→ TASK BRIEF: Find the word "common" in the data. Return every line where it appears.
+++
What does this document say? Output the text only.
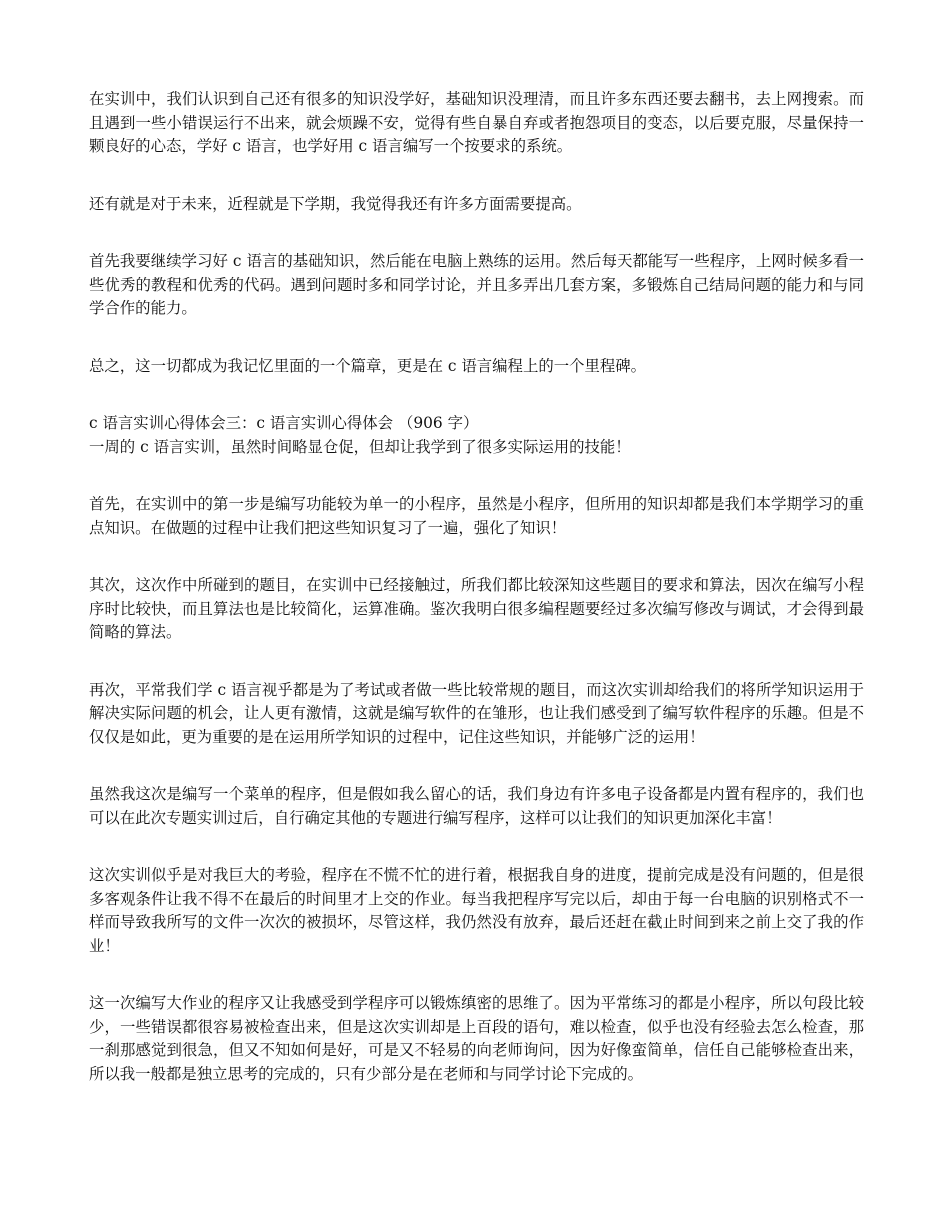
在实训中，我们认识到自己还有很多的知识没学好，基础知识没理清，而且许多东西还要去翻书，去上网搜索。而且遇到一些小错误运行不出来，就会烦躁不安，觉得有些自暴自弃或者抱怨项目的变态，以后要克服，尽量保持一颗良好的心态，学好 c 语言，也学好用 c 语言编写一个按要求的系统。

还有就是对于未来，近程就是下学期，我觉得我还有许多方面需要提高。

首先我要继续学习好 c 语言的基础知识，然后能在电脑上熟练的运用。然后每天都能写一些程序，上网时候多看一些优秀的教程和优秀的代码。遇到问题时多和同学讨论，并且多弄出几套方案，多锻炼自己结局问题的能力和与同学合作的能力。

总之，这一切都成为我记忆里面的一个篇章，更是在 c 语言编程上的一个里程碑。

c 语言实训心得体会三：c 语言实训心得体会 （906 字）

一周的 c 语言实训，虽然时间略显仓促，但却让我学到了很多实际运用的技能！

首先，在实训中的第一步是编写功能较为单一的小程序，虽然是小程序，但所用的知识却都是我们本学期学习的重点知识。在做题的过程中让我们把这些知识复习了一遍，强化了知识！

其次，这次作中所碰到的题目，在实训中已经接触过，所我们都比较深知这些题目的要求和算法，因次在编写小程序时比较快，而且算法也是比较简化，运算准确。鉴次我明白很多编程题要经过多次编写修改与调试，才会得到最简略的算法。

再次，平常我们学 c 语言视乎都是为了考试或者做一些比较常规的题目，而这次实训却给我们的将所学知识运用于解决实际问题的机会，让人更有激情，这就是编写软件的在雏形，也让我们感受到了编写软件程序的乐趣。但是不仅仅是如此，更为重要的是在运用所学知识的过程中，记住这些知识，并能够广泛的运用！

虽然我这次是编写一个菜单的程序，但是假如我么留心的话，我们身边有许多电子设备都是内置有程序的，我们也可以在此次专题实训过后，自行确定其他的专题进行编写程序，这样可以让我们的知识更加深化丰富！

这次实训似乎是对我巨大的考验，程序在不慌不忙的进行着，根据我自身的进度，提前完成是没有问题的，但是很多客观条件让我不得不在最后的时间里才上交的作业。每当我把程序写完以后，却由于每一台电脑的识别格式不一样而导致我所写的文件一次次的被损坏，尽管这样，我仍然没有放弃，最后还赶在截止时间到来之前上交了我的作业！

这一次编写大作业的程序又让我感受到学程序可以锻炼缜密的思维了。因为平常练习的都是小程序，所以句段比较少，一些错误都很容易被检查出来，但是这次实训却是上百段的语句，难以检查，似乎也没有经验去怎么检查，那一刹那感觉到很急，但又不知如何是好，可是又不轻易的向老师询问，因为好像蛮简单，信任自己能够检查出来，所以我一般都是独立思考的完成的，只有少部分是在老师和与同学讨论下完成的。
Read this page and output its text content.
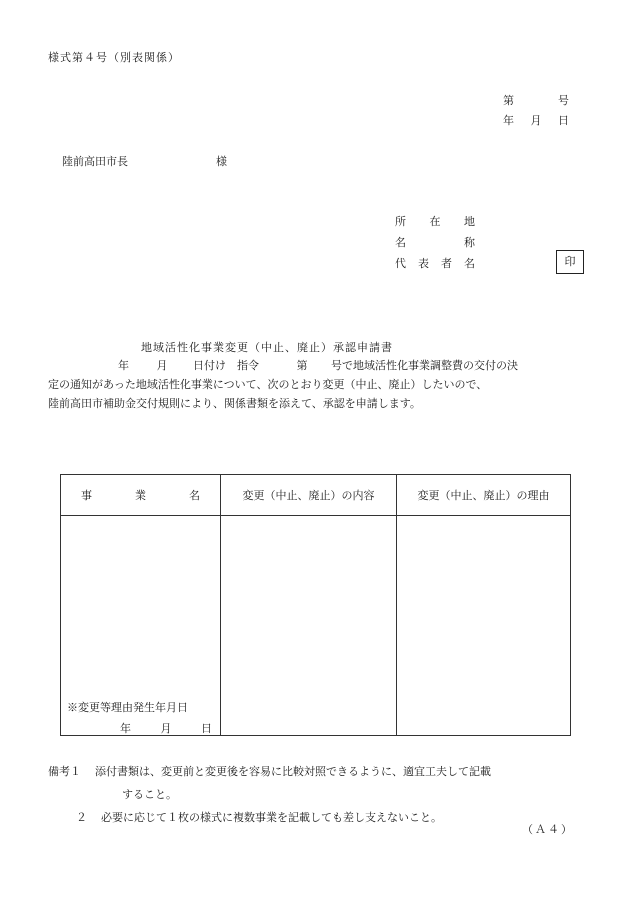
様式第４号（別表関係）
第	号
年 月 日
陸前高田市長	様
所 在 地
名	称
代 表 者 名	印
地域活性化事業変更（中止、廃止）承認申請書
年	月 日付け　指令	第 号で地域活性化事業調整費の交付の決
定の通知があった地域活性化事業について、次のとおり変更（中止、廃止）したいので、
陸前高田市補助金交付規則により、関係書類を添えて、承認を申請します。
事 業 名	変更（中止、廃止）の内容	変更（中止、廃止）の理由

※変更等理由発生年月日
年	月	日
備考１ 添付書類は、変更前と変更後を容易に比較対照できるように、適宜工夫して記載
すること。
２ 必要に応じて１枚の様式に複数事業を記載しても差し支えないこと。
（Ａ４）
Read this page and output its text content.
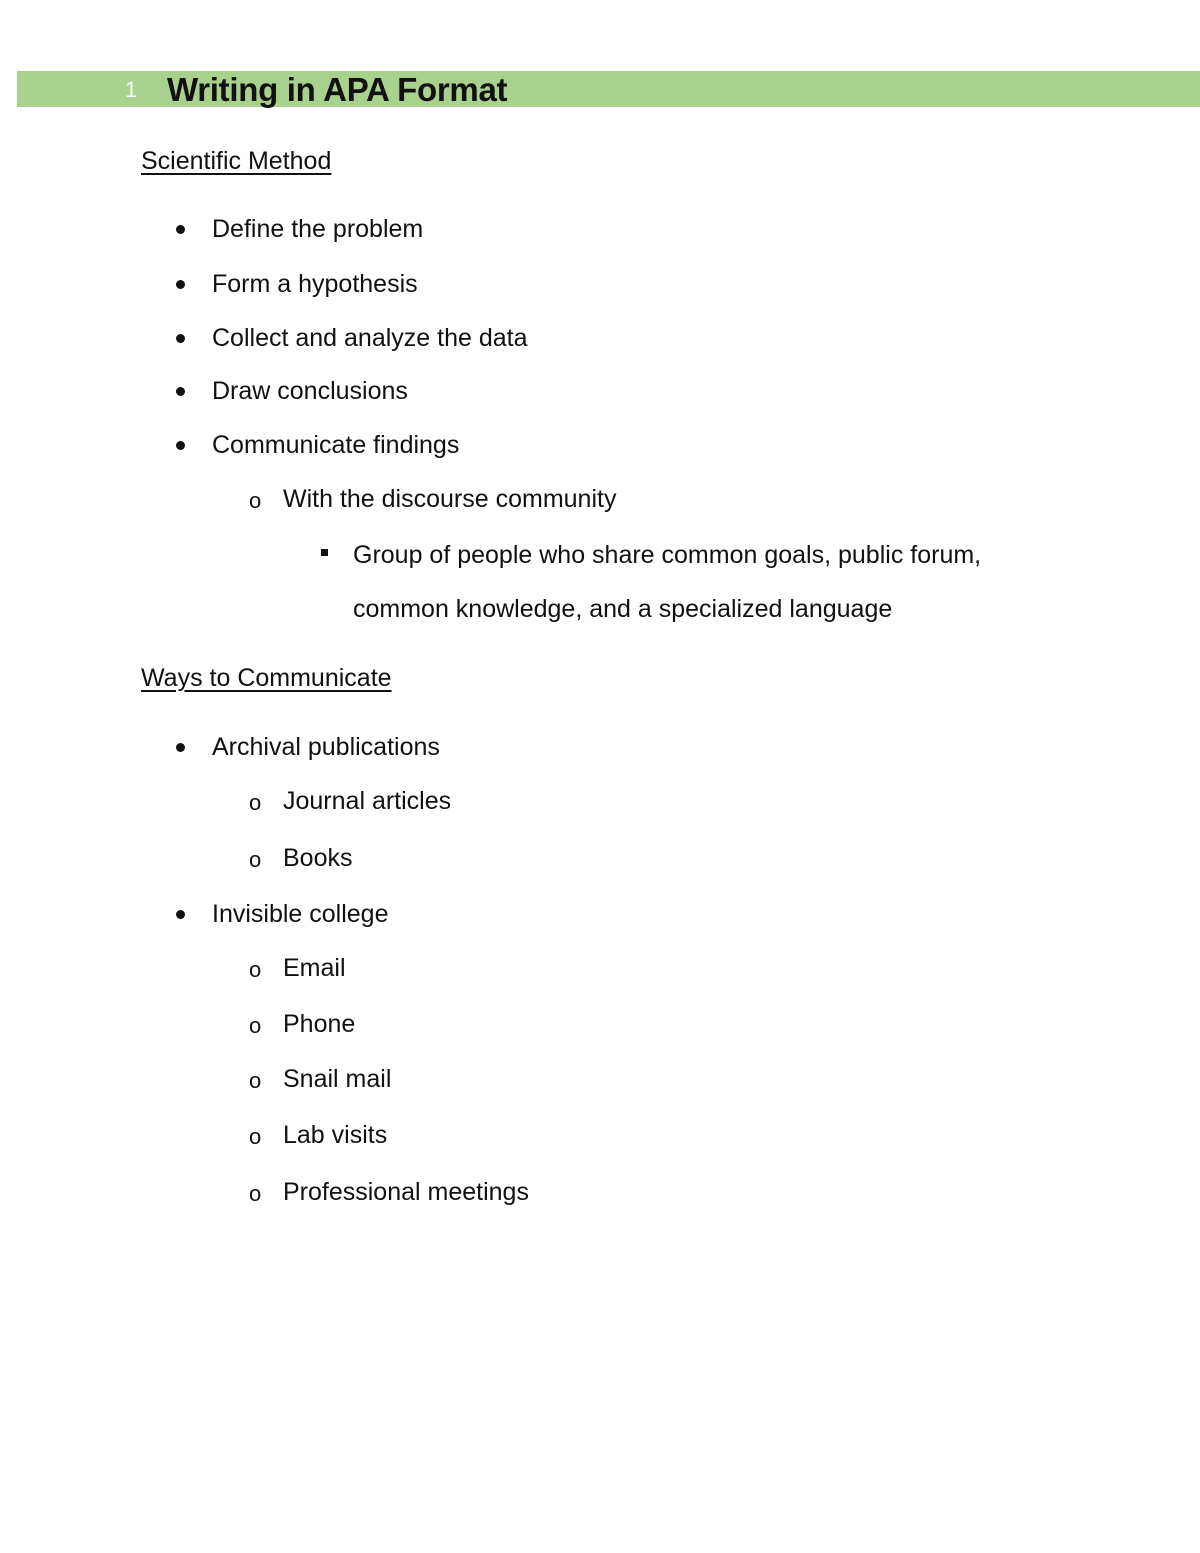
1 Writing in APA Format
Scientific Method
Define the problem
Form a hypothesis
Collect and analyze the data
Draw conclusions
Communicate findings
o With the discourse community
Group of people who share common goals, public forum,
common knowledge, and a specialized language
Ways to Communicate
Archival publications
o Journal articles
o Books
Invisible college
o Email
o Phone
o Snail mail
o Lab visits
o Professional meetings
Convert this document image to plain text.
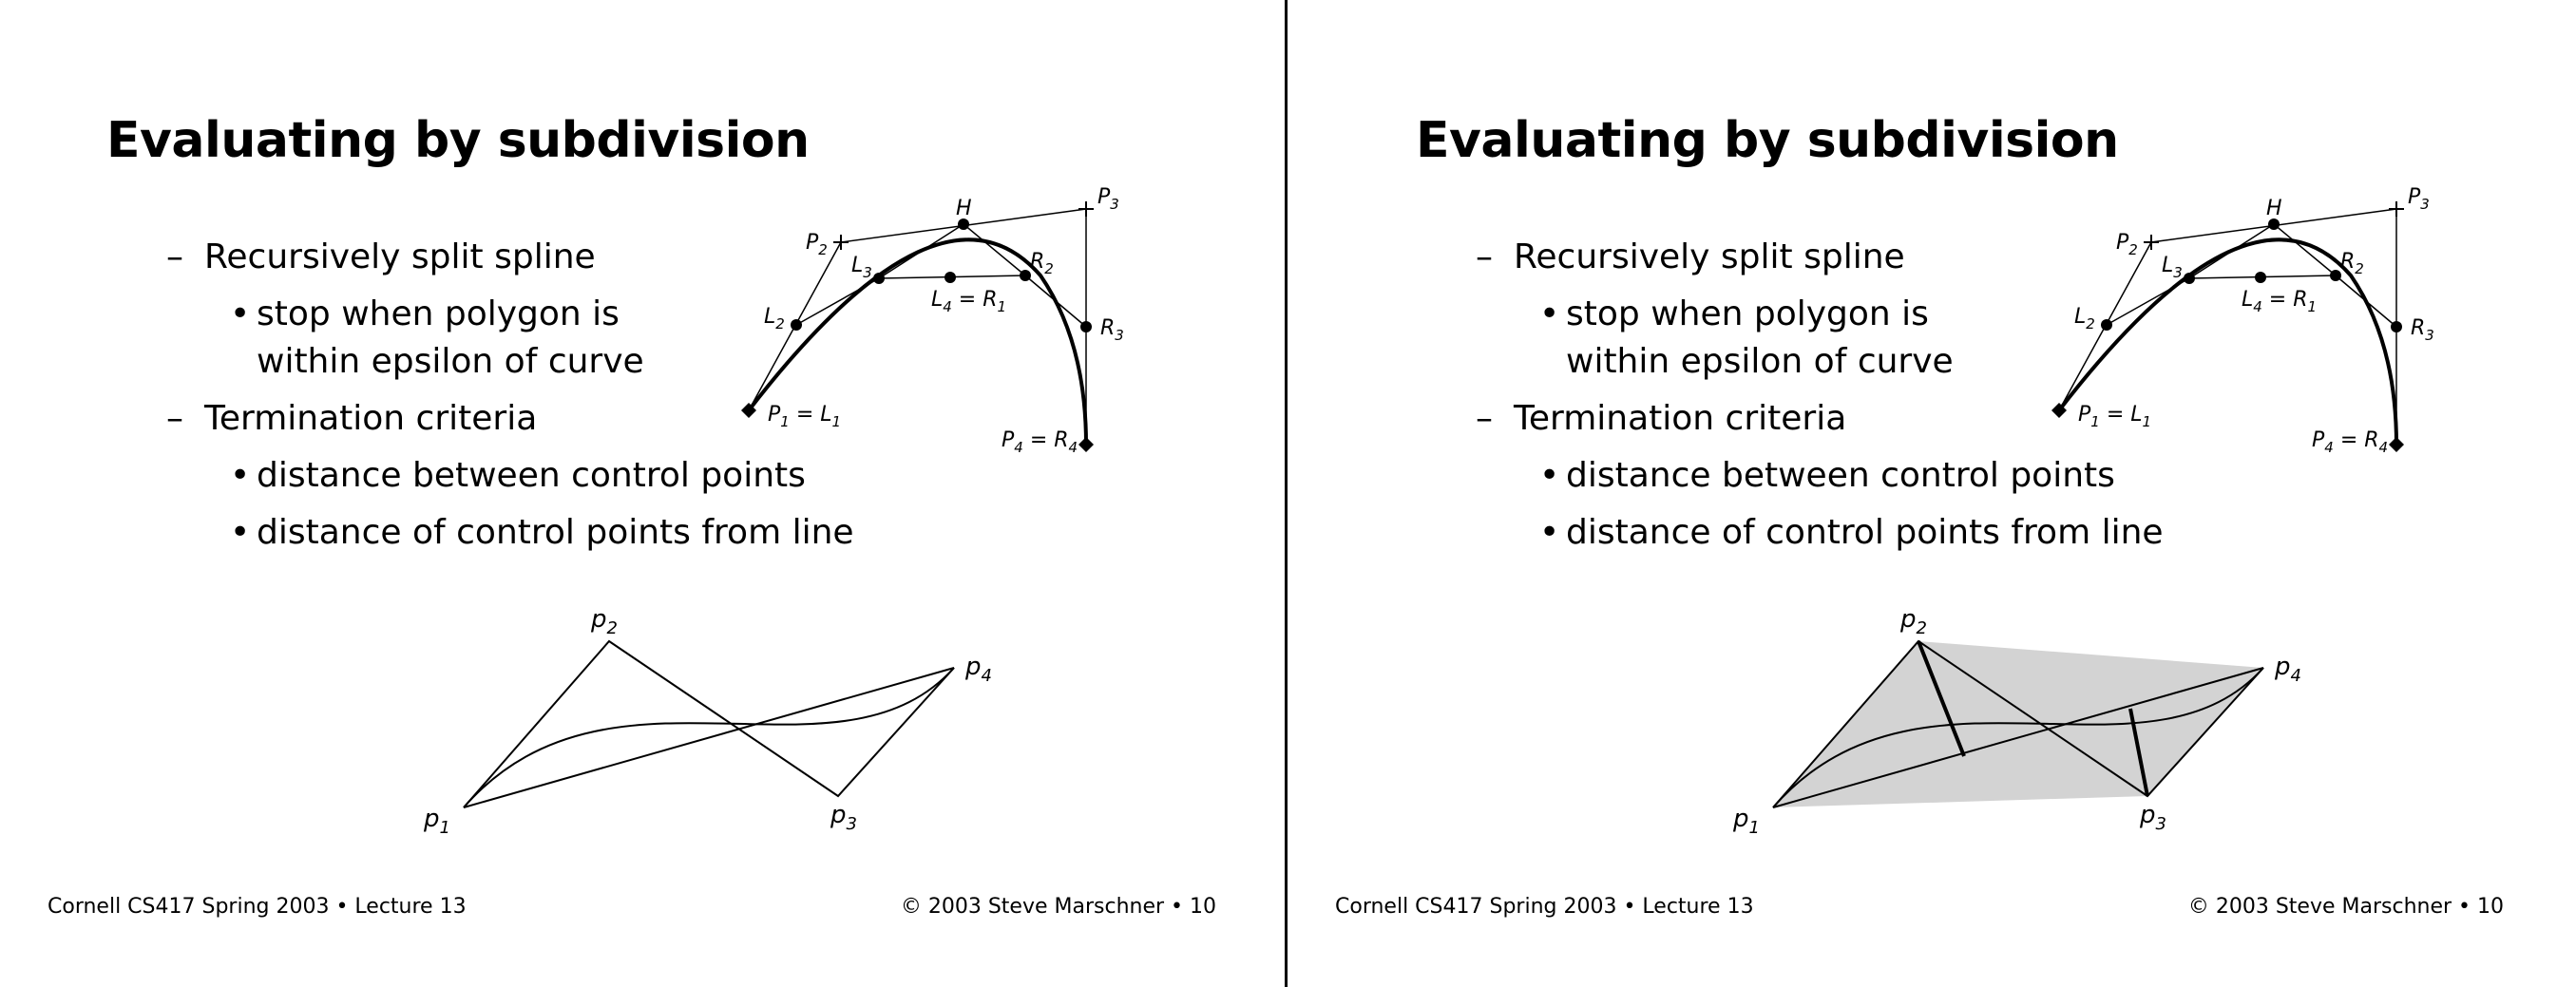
Evaluating by subdivision
– Recursively split spline
• stop when polygon is
within epsilon of curve
– Termination criteria
• distance between control points
• distance of control points from line
$P_1 = L_1$
$P_2$
$P_3$
$P_4 = R_4$
H
$L_2$
$L_3$
$L_4 = R_1$
$R_2$
$R_3$
$p_1$
$p_2$
$p_3$
$p_4$
Cornell CS417 Spring 2003 • Lecture 13	© 2003 Steve Marschner • 10
Evaluating by subdivision
– Recursively split spline
• stop when polygon is
within epsilon of curve
– Termination criteria
• distance between control points
• distance of control points from line
$P_1 = L_1$
$P_2$
$P_3$
$P_4 = R_4$
H
$L_2$
$L_3$
$L_4 = R_1$
$R_2$
$R_3$
$p_1$
$p_2$
$p_3$
$p_4$
Cornell CS417 Spring 2003 • Lecture 13	© 2003 Steve Marschner • 10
+++
→ OUTPUT FOR THIS EXERCISE:
Group of people who share common goals, public forum,
common knowledge, and a specialized language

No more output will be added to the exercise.